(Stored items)

▬▬▬▬▬▬▬▬▬▬

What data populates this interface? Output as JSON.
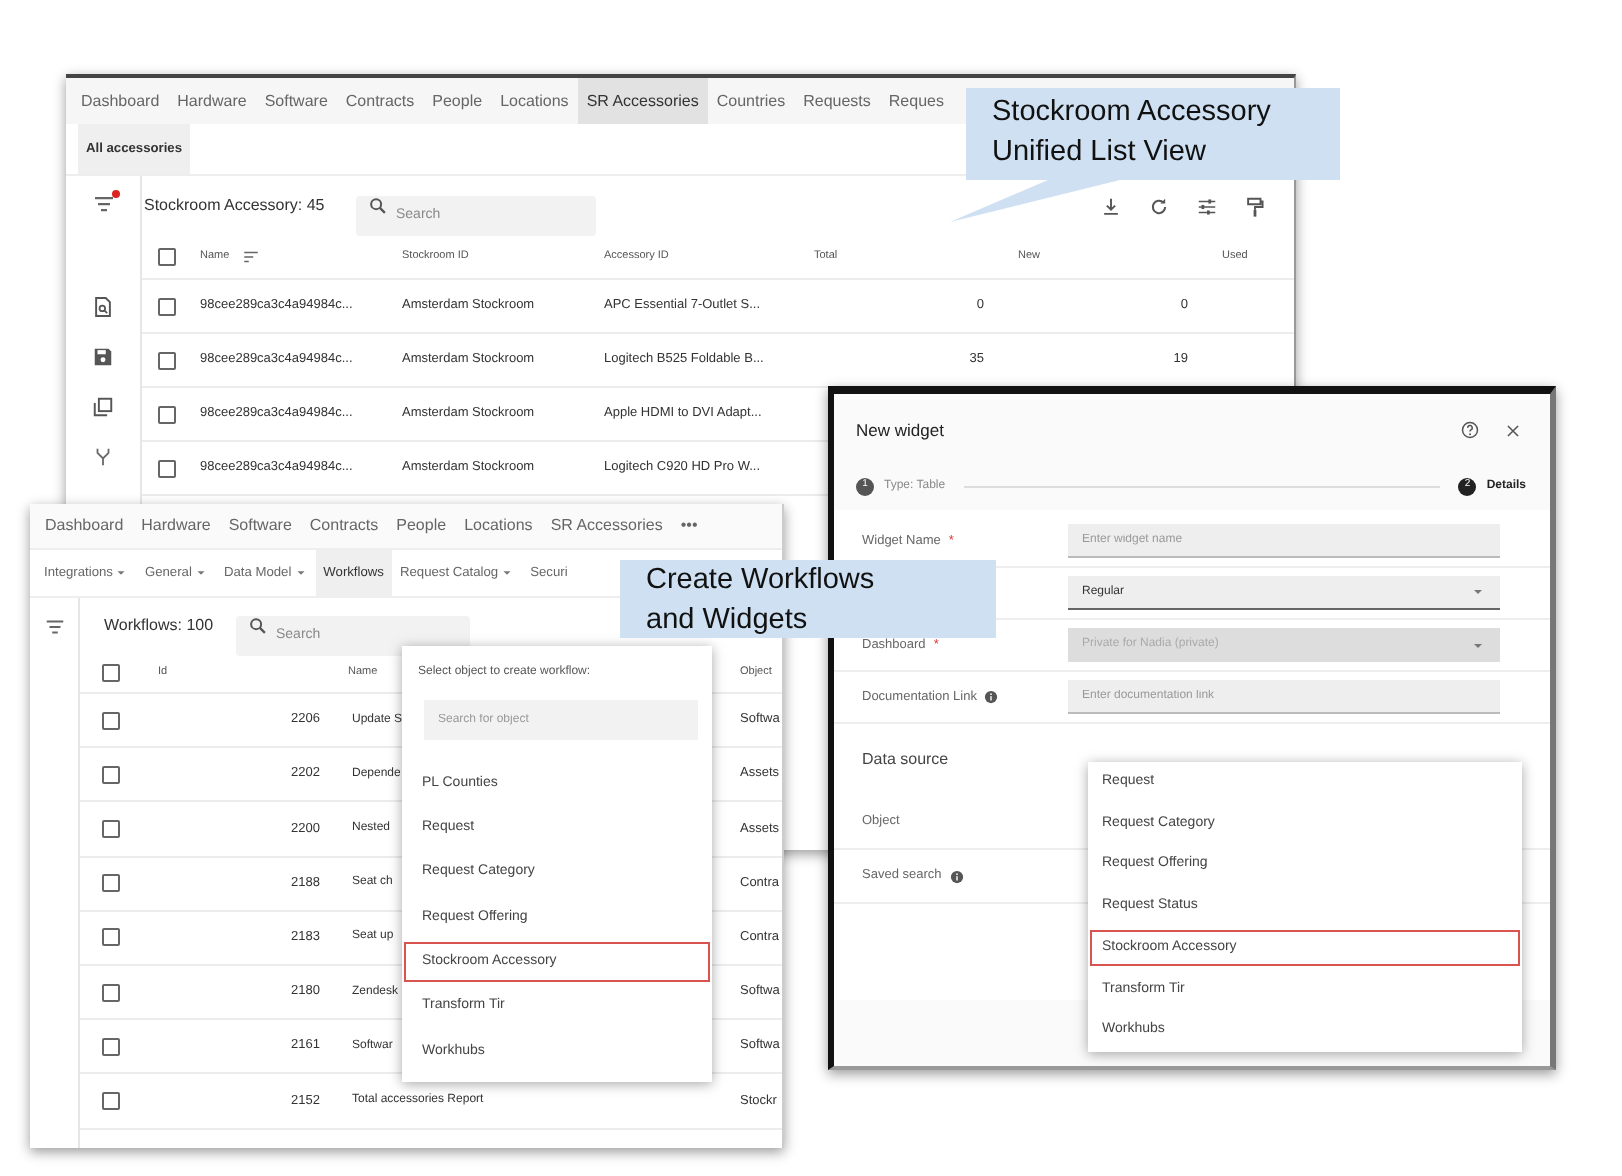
{
  "accessories_window": {
    "tabs": [
      {
        "label": "Dashboard",
        "selected": false
      },
      {
        "label": "Hardware",
        "selected": false
      },
      {
        "label": "Software",
        "selected": false
      },
      {
        "label": "Contracts",
        "selected": false
      },
      {
        "label": "People",
        "selected": false
      },
      {
        "label": "Locations",
        "selected": false
      },
      {
        "label": "SR Accessories",
        "selected": true
      },
      {
        "label": "Countries",
        "selected": false
      },
      {
        "label": "Requests",
        "selected": false
      },
      {
        "label": "Reques",
        "selected": false
      }
    ],
    "subtabs": [
      {
        "label": "All accessories",
        "selected": true
      }
    ],
    "filter_active": true,
    "select_all_checked": false,
    "count_label": "Stockroom Accessory: 45",
    "search_placeholder": "Search",
    "columns": [
      "Name",
      "Stockroom ID",
      "Accessory ID",
      "Total",
      "New",
      "Used"
    ],
    "rows": [
      {
        "checked": false,
        "cells": [
          "98cee289ca3c4a94984c...",
          "Amsterdam Stockroom",
          "APC Essential 7-Outlet S...",
          "0",
          "0"
        ]
      },
      {
        "checked": false,
        "cells": [
          "98cee289ca3c4a94984c...",
          "Amsterdam Stockroom",
          "Logitech B525 Foldable B...",
          "35",
          "19"
        ]
      },
      {
        "checked": false,
        "cells": [
          "98cee289ca3c4a94984c...",
          "Amsterdam Stockroom",
          "Apple HDMI to DVI Adapt..."
        ]
      },
      {
        "checked": false,
        "cells": [
          "98cee289ca3c4a94984c...",
          "Amsterdam Stockroom",
          "Logitech C920 HD Pro W..."
        ]
      }
    ]
  },
  "workflows_window": {
    "tabs": [
      {
        "label": "Dashboard",
        "selected": false
      },
      {
        "label": "Hardware",
        "selected": false
      },
      {
        "label": "Software",
        "selected": false
      },
      {
        "label": "Contracts",
        "selected": false
      },
      {
        "label": "People",
        "selected": false
      },
      {
        "label": "Locations",
        "selected": false
      },
      {
        "label": "SR Accessories",
        "selected": false
      },
      {
        "label": "•••",
        "selected": false
      }
    ],
    "subtabs": [
      {
        "label": "Integrations",
        "kind": "dropdown",
        "selected": false
      },
      {
        "label": "General",
        "kind": "dropdown",
        "selected": false
      },
      {
        "label": "Data Model",
        "kind": "dropdown",
        "selected": false
      },
      {
        "label": "Workflows",
        "kind": "link",
        "selected": true
      },
      {
        "label": "Request Catalog",
        "kind": "dropdown",
        "selected": false
      },
      {
        "label": "Securi",
        "kind": "link",
        "selected": false
      }
    ],
    "count_label": "Workflows: 100",
    "select_all_checked": false,
    "search_placeholder": "Search",
    "columns": [
      "Id",
      "Name",
      "Object"
    ],
    "rows": [
      {
        "checked": false,
        "id": "2206",
        "name": "Update S",
        "object": "Softwa"
      },
      {
        "checked": false,
        "id": "2202",
        "name": "Depende",
        "object": "Assets"
      },
      {
        "checked": false,
        "id": "2200",
        "name": "Nested",
        "object": "Assets"
      },
      {
        "checked": false,
        "id": "2188",
        "name": "Seat ch",
        "object": "Contra"
      },
      {
        "checked": false,
        "id": "2183",
        "name": "Seat up",
        "object": "Contra"
      },
      {
        "checked": false,
        "id": "2180",
        "name": "Zendesk",
        "object": "Softwa"
      },
      {
        "checked": false,
        "id": "2161",
        "name": "Softwar",
        "object": "Softwa"
      },
      {
        "checked": false,
        "id": "2152",
        "name": "Total accessories Report",
        "object": "Stockr"
      }
    ],
    "object_menu": {
      "title": "Select object to create workflow:",
      "search_placeholder": "Search for object",
      "items": [
        {
          "label": "PL Counties",
          "highlighted": false
        },
        {
          "label": "Request",
          "highlighted": false
        },
        {
          "label": "Request Category",
          "highlighted": false
        },
        {
          "label": "Request Offering",
          "highlighted": false
        },
        {
          "label": "Stockroom Accessory",
          "highlighted": true
        },
        {
          "label": "Transform Tir",
          "highlighted": false
        },
        {
          "label": "Workhubs",
          "highlighted": false
        }
      ]
    }
  },
  "widget_dialog": {
    "title": "New widget",
    "steps": [
      {
        "number": "1",
        "label": "Type: Table",
        "active": false
      },
      {
        "number": "2",
        "label": "Details",
        "active": true
      }
    ],
    "fields": [
      {
        "kind": "text",
        "label": "Widget Name",
        "required_mark": "*",
        "placeholder": "Enter widget name"
      },
      {
        "kind": "select",
        "value": "Regular",
        "disabled": false
      },
      {
        "kind": "select",
        "label": "Dashboard",
        "required_mark": "*",
        "value": "Private for Nadia (private)",
        "disabled": true
      },
      {
        "kind": "text",
        "label": "Documentation Link",
        "info": true,
        "placeholder": "Enter documentation link"
      }
    ],
    "section_title": "Data source",
    "source_fields": [
      {
        "label": "Object"
      },
      {
        "label": "Saved search",
        "info": true
      }
    ],
    "object_menu": {
      "items": [
        {
          "label": "Request",
          "highlighted": false
        },
        {
          "label": "Request Category",
          "highlighted": false
        },
        {
          "label": "Request Offering",
          "highlighted": false
        },
        {
          "label": "Request Status",
          "highlighted": false
        },
        {
          "label": "Stockroom Accessory",
          "highlighted": true
        },
        {
          "label": "Transform Tir",
          "highlighted": false
        },
        {
          "label": "Workhubs",
          "highlighted": false
        }
      ]
    }
  },
  "callouts": [
    {
      "lines": [
        "Stockroom Accessory",
        "Unified List View"
      ],
      "tail": true
    },
    {
      "lines": [
        "Create Workflows",
        "and Widgets"
      ]
    }
  ]
}
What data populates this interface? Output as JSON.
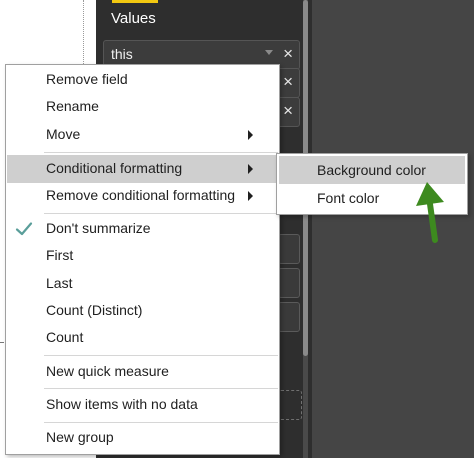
{
  "pane": {
    "title": "Values",
    "fields": [
      {
        "name": "this",
        "remove": "×"
      },
      {
        "name": "",
        "remove": "×"
      },
      {
        "name": "",
        "remove": "×"
      }
    ]
  },
  "menu": {
    "items": [
      {
        "label": "Remove field"
      },
      {
        "label": "Rename"
      },
      {
        "label": "Move"
      },
      {
        "label": "Conditional formatting"
      },
      {
        "label": "Remove conditional formatting"
      },
      {
        "label": "Don't summarize"
      },
      {
        "label": "First"
      },
      {
        "label": "Last"
      },
      {
        "label": "Count (Distinct)"
      },
      {
        "label": "Count"
      },
      {
        "label": "New quick measure"
      },
      {
        "label": "Show items with no data"
      },
      {
        "label": "New group"
      }
    ]
  },
  "submenu": {
    "items": [
      {
        "label": "Background color"
      },
      {
        "label": "Font color"
      }
    ]
  },
  "colors": {
    "accent": "#f2c811",
    "check": "#5a9e9a",
    "arrow": "#3d8a1f",
    "highlight": "#cfcfcf"
  }
}
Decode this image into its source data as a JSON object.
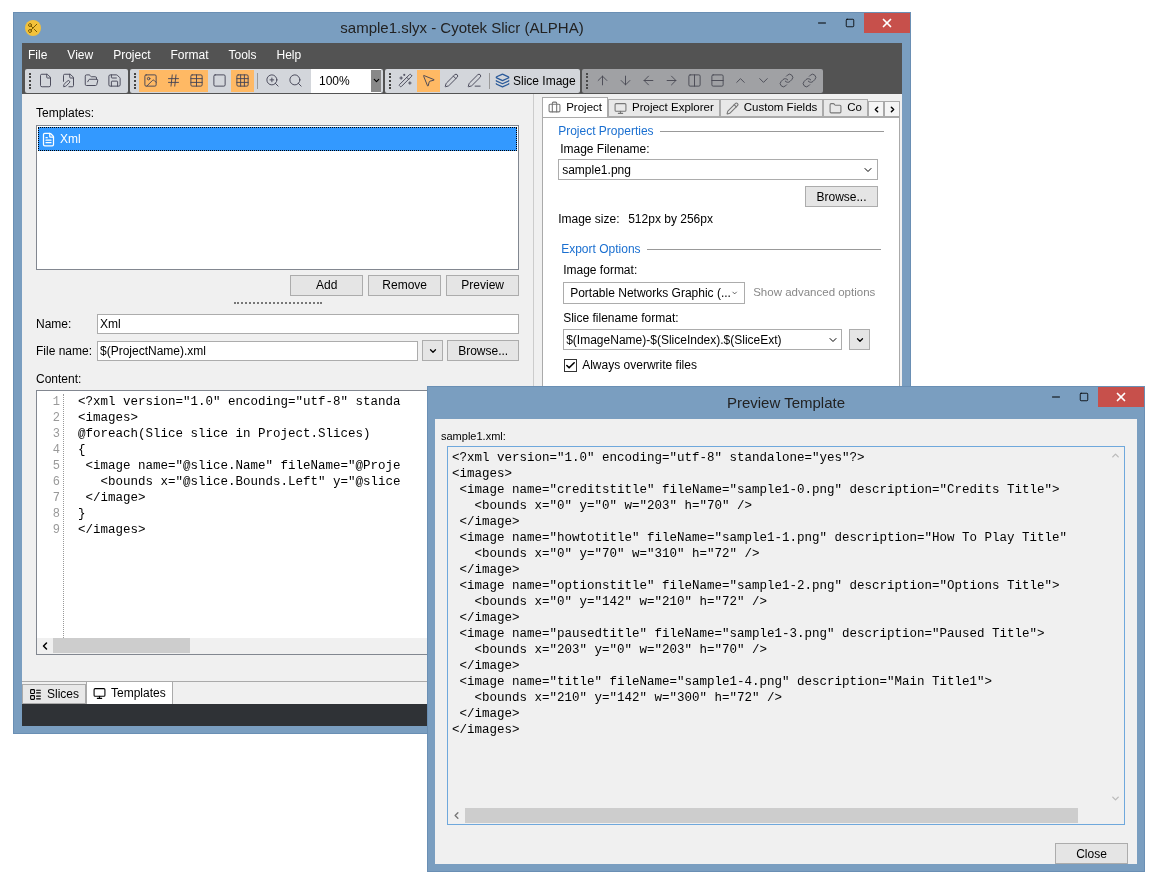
{
  "main_window": {
    "title": "sample1.slyx - Cyotek Slicr  (ALPHA)",
    "menu": [
      "File",
      "View",
      "Project",
      "Format",
      "Tools",
      "Help"
    ],
    "toolbar": {
      "file_buttons": [
        {
          "selected": false
        },
        {
          "selected": false
        },
        {
          "selected": false
        },
        {
          "selected": false
        }
      ],
      "view_toggles": [
        {
          "selected": true
        },
        {
          "selected": true
        },
        {
          "selected": true
        },
        {
          "selected": false
        },
        {
          "selected": true
        }
      ],
      "zoom": "100%",
      "tool_buttons": [
        {
          "selected": false
        },
        {
          "selected": true
        },
        {
          "selected": false
        },
        {
          "selected": false
        }
      ],
      "slice_button": "Slice Image"
    },
    "templates": {
      "label": "Templates:",
      "items": [
        {
          "label": "Xml",
          "selected": true
        }
      ],
      "buttons": [
        "Add",
        "Remove",
        "Preview"
      ],
      "name_label": "Name:",
      "name_value": "Xml",
      "file_label": "File name:",
      "file_value": "$(ProjectName).xml",
      "browse": "Browse...",
      "content_label": "Content:",
      "code_lines": [
        {
          "number": "1",
          "text": "<?xml version=\"1.0\" encoding=\"utf-8\" standa"
        },
        {
          "number": "2",
          "text": "<images>"
        },
        {
          "number": "3",
          "text": "@foreach(Slice slice in Project.Slices)"
        },
        {
          "number": "4",
          "text": "{"
        },
        {
          "number": "5",
          "text": " <image name=\"@slice.Name\" fileName=\"@Proje"
        },
        {
          "number": "6",
          "text": "   <bounds x=\"@slice.Bounds.Left\" y=\"@slice"
        },
        {
          "number": "7",
          "text": " </image>"
        },
        {
          "number": "8",
          "text": "}"
        },
        {
          "number": "9",
          "text": "</images>"
        }
      ]
    },
    "bottom_tabs": [
      {
        "label": "Slices",
        "selected": false
      },
      {
        "label": "Templates",
        "selected": true
      }
    ],
    "right_tabs": [
      {
        "label": "Project",
        "selected": true
      },
      {
        "label": "Project Explorer",
        "selected": false
      },
      {
        "label": "Custom Fields",
        "selected": false
      },
      {
        "label": "Co",
        "selected": false
      }
    ],
    "project": {
      "properties_heading": "Project Properties",
      "image_filename_label": "Image Filename:",
      "image_filename": "sample1.png",
      "browse": "Browse...",
      "image_size_label": "Image size:",
      "image_size": "512px by 256px",
      "export_heading": "Export Options",
      "image_format_label": "Image format:",
      "image_format": "Portable Networks Graphic (...",
      "advanced_link": "Show advanced options",
      "slice_format_label": "Slice filename format:",
      "slice_format": "$(ImageName)-$(SliceIndex).$(SliceExt)",
      "overwrite": {
        "label": "Always overwrite files",
        "checked": true
      }
    }
  },
  "preview_dialog": {
    "title": "Preview Template",
    "file_label": "sample1.xml:",
    "lines": [
      "<?xml version=\"1.0\" encoding=\"utf-8\" standalone=\"yes\"?>",
      "<images>",
      " <image name=\"creditstitle\" fileName=\"sample1-0.png\" description=\"Credits Title\">",
      "   <bounds x=\"0\" y=\"0\" w=\"203\" h=\"70\" />",
      " </image>",
      " <image name=\"howtotitle\" fileName=\"sample1-1.png\" description=\"How To Play Title\"",
      "   <bounds x=\"0\" y=\"70\" w=\"310\" h=\"72\" />",
      " </image>",
      " <image name=\"optionstitle\" fileName=\"sample1-2.png\" description=\"Options Title\">",
      "   <bounds x=\"0\" y=\"142\" w=\"210\" h=\"72\" />",
      " </image>",
      " <image name=\"pausedtitle\" fileName=\"sample1-3.png\" description=\"Paused Title\">",
      "   <bounds x=\"203\" y=\"0\" w=\"203\" h=\"70\" />",
      " </image>",
      " <image name=\"title\" fileName=\"sample1-4.png\" description=\"Main Title1\">",
      "   <bounds x=\"210\" y=\"142\" w=\"300\" h=\"72\" />",
      " </image>",
      "</images>"
    ],
    "close_button": "Close"
  }
}
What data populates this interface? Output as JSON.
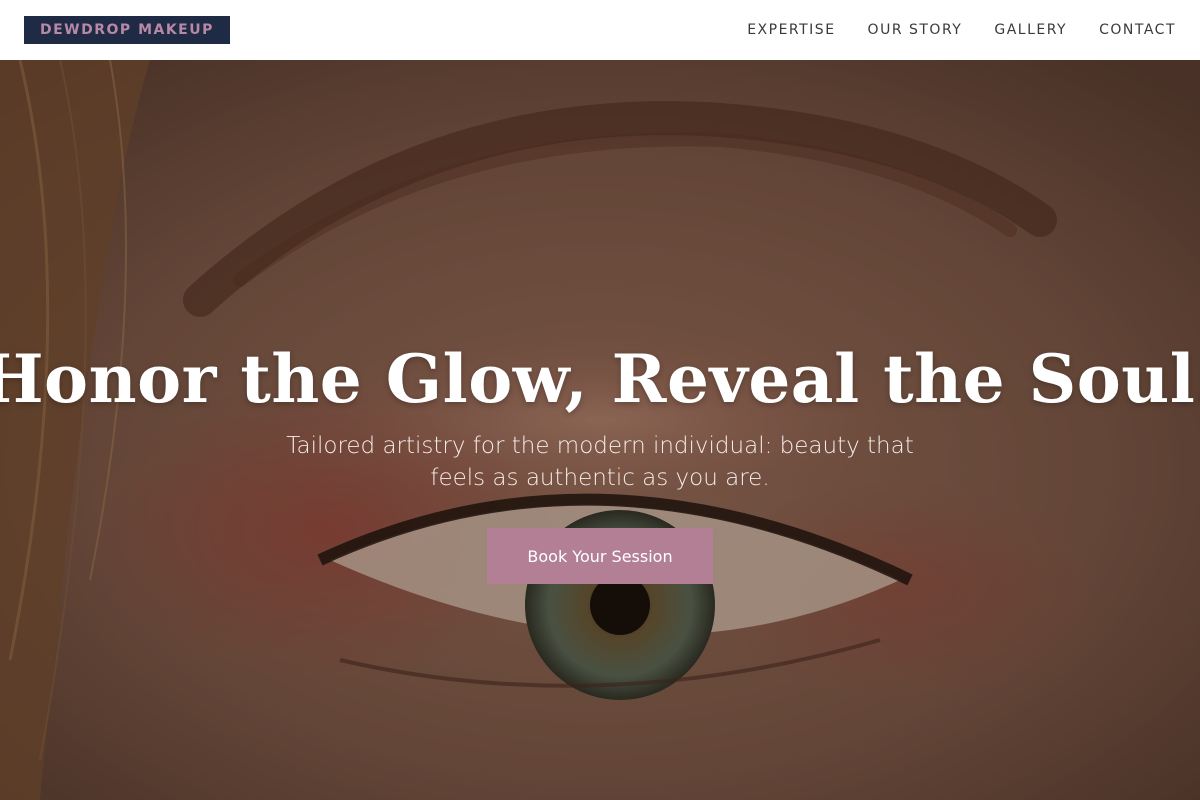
{
  "header": {
    "logo": "DEWDROP MAKEUP",
    "nav": [
      {
        "label": "EXPERTISE"
      },
      {
        "label": "OUR STORY"
      },
      {
        "label": "GALLERY"
      },
      {
        "label": "CONTACT"
      }
    ]
  },
  "hero": {
    "headline": "Honor the Glow, Reveal the Soul.",
    "subheadline": "Tailored artistry for the modern individual: beauty that feels as authentic as you are.",
    "cta_label": "Book Your Session",
    "image": "eye-closeup-photo"
  },
  "colors": {
    "logo_bg": "#1f2a44",
    "logo_text": "#b889a7",
    "cta_bg": "#b37f95",
    "nav_text": "#3a3a3a"
  }
}
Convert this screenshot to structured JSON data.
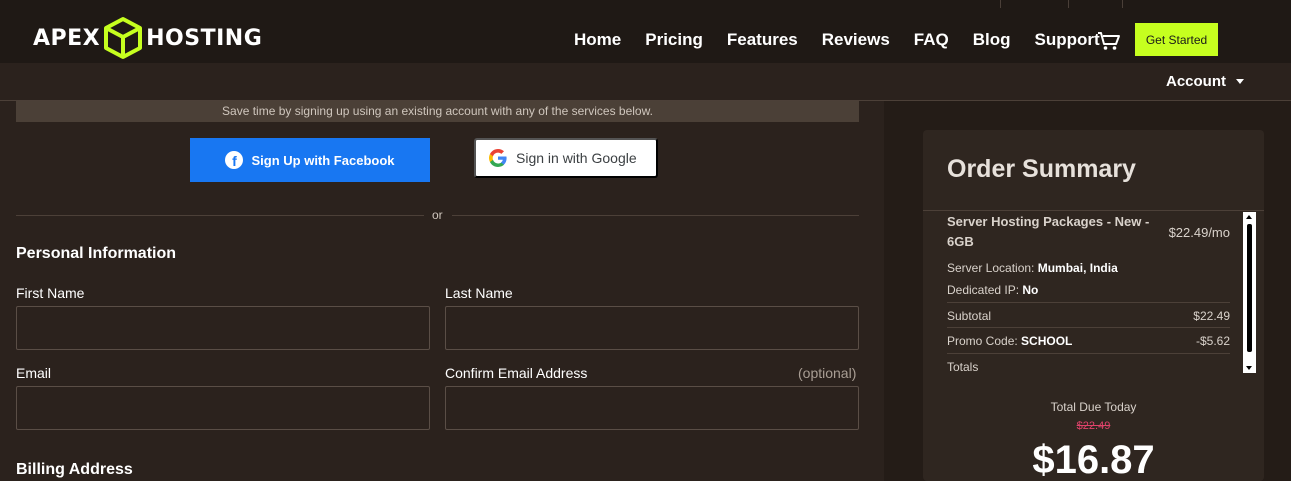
{
  "brand": {
    "left_text": "APEX",
    "right_text": "HOSTING",
    "cube_color": "#c6ff1f"
  },
  "nav": {
    "items": [
      "Home",
      "Pricing",
      "Features",
      "Reviews",
      "FAQ",
      "Blog",
      "Support"
    ],
    "cart_icon": "cart-icon",
    "cta_label": "Get Started",
    "cta_color": "#c6ff1f"
  },
  "account": {
    "label": "Account"
  },
  "social": {
    "note": "Save time by signing up using an existing account with any of the services below.",
    "facebook_label": "Sign Up with Facebook",
    "facebook_color": "#1877f2",
    "google_label": "Sign in with Google",
    "or_text": "or"
  },
  "personal": {
    "title": "Personal Information",
    "first_name_label": "First Name",
    "last_name_label": "Last Name",
    "email_label": "Email",
    "confirm_email_label": "Confirm Email Address",
    "optional_text": "(optional)"
  },
  "billing": {
    "title": "Billing Address"
  },
  "summary": {
    "title": "Order Summary",
    "item_name": "Server Hosting Packages - New - 6GB",
    "item_price": "$22.49/mo",
    "location_label": "Server Location:",
    "location_value": "Mumbai, India",
    "dedicated_ip_label": "Dedicated IP:",
    "dedicated_ip_value": "No",
    "subtotal_label": "Subtotal",
    "subtotal_value": "$22.49",
    "promo_label": "Promo Code:",
    "promo_code": "SCHOOL",
    "promo_value": "-$5.62",
    "totals_label": "Totals",
    "total_due_label": "Total Due Today",
    "old_price": "$22.49",
    "old_price_color": "#e0436b",
    "total_price": "$16.87"
  }
}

▬▬▬▬▬▬▬▬▬▬

--- Aim of the exercise ---
Copy each line of the data above that holds "Server".

--- The solution ---
    "item_name": "Server Hosting Packages - New - 6GB",
    "location_label": "Server Location:",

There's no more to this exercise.